** EXERCISE GOAL **
Identify every line in the records below that contains the word "Number", and reproduce each one.
——————————
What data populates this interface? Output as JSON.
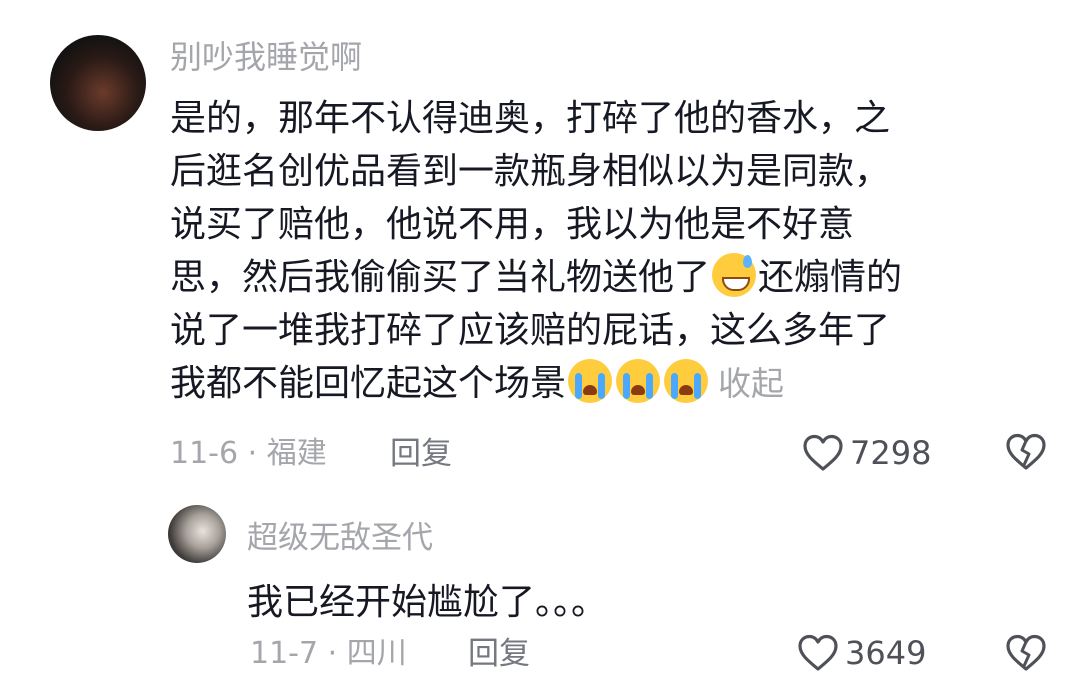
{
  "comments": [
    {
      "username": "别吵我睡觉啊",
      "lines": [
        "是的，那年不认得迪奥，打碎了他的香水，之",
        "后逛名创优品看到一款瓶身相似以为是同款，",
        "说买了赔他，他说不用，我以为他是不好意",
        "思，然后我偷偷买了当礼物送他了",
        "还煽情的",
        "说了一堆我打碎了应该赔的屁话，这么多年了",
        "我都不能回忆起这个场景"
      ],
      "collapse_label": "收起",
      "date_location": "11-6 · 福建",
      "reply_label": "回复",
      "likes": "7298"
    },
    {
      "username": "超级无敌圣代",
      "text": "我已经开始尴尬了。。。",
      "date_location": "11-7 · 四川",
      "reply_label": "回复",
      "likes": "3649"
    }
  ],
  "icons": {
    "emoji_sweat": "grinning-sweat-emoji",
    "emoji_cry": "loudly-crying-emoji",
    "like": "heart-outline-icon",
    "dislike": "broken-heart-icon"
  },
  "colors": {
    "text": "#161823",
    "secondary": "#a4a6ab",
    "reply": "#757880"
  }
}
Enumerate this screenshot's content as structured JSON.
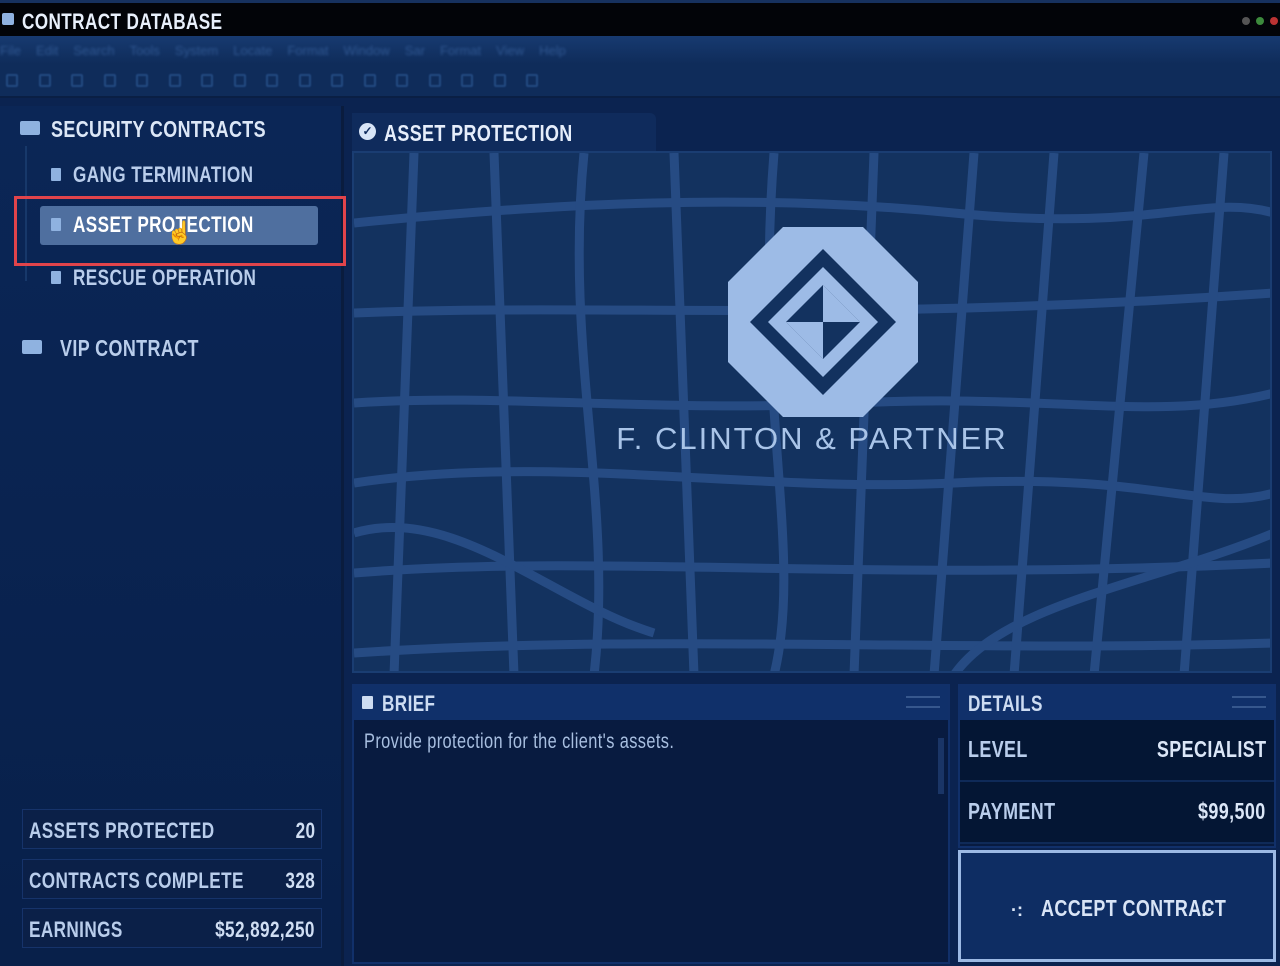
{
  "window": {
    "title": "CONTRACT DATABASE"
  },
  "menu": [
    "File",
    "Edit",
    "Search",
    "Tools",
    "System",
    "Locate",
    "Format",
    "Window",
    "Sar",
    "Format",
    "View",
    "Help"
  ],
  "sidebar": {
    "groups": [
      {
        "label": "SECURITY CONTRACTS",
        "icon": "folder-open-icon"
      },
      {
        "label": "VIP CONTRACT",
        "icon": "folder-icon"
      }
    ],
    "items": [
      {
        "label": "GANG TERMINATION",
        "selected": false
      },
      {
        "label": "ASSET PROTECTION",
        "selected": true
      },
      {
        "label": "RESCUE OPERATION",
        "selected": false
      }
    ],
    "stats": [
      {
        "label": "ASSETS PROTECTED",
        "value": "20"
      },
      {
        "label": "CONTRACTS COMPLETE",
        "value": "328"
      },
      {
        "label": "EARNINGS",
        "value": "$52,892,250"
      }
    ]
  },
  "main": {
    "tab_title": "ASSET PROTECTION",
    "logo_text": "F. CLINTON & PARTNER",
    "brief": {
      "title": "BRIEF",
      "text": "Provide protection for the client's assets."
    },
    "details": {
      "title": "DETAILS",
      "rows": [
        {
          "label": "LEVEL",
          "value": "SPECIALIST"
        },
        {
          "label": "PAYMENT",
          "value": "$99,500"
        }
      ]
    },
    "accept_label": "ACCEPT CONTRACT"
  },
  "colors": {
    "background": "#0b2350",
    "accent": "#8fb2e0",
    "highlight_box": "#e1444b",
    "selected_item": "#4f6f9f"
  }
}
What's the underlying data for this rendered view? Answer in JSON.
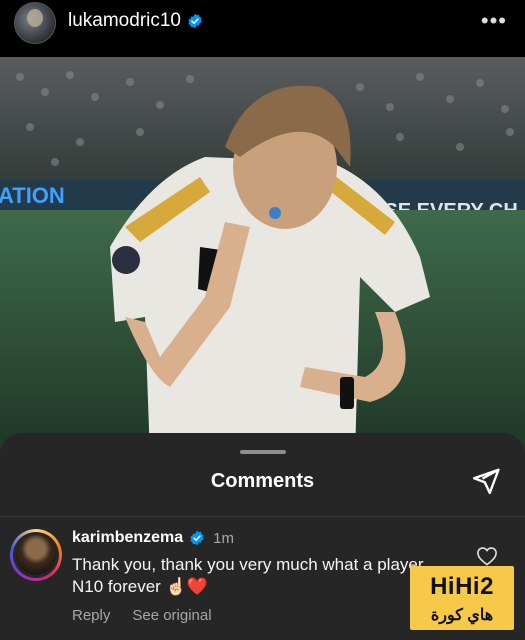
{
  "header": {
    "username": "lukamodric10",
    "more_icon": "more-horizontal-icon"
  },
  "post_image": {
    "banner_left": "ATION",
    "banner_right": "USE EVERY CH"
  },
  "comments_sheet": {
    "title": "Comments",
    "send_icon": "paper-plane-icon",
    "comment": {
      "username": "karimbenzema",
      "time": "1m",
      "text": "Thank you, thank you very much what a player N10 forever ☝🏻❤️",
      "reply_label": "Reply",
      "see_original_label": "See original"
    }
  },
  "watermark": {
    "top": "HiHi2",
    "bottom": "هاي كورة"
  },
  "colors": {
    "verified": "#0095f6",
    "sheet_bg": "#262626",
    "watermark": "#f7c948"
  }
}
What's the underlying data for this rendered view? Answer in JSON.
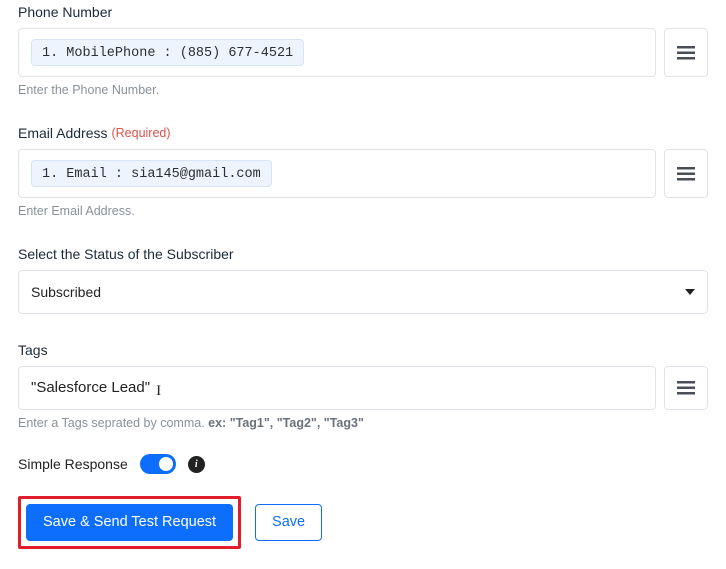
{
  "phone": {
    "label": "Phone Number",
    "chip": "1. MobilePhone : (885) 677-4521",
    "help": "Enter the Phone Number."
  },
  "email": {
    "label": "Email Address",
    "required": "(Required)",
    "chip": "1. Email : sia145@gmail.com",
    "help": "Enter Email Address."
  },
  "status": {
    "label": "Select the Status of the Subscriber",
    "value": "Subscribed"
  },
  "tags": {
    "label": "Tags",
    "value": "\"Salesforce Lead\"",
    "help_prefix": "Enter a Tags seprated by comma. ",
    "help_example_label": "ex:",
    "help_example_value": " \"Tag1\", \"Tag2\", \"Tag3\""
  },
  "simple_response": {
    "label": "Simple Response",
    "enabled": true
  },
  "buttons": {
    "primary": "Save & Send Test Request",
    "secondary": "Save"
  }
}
——————————
** EXERCISE SOLUTION **
    "label": "Phone Number",
    "help": "Enter the Phone Number."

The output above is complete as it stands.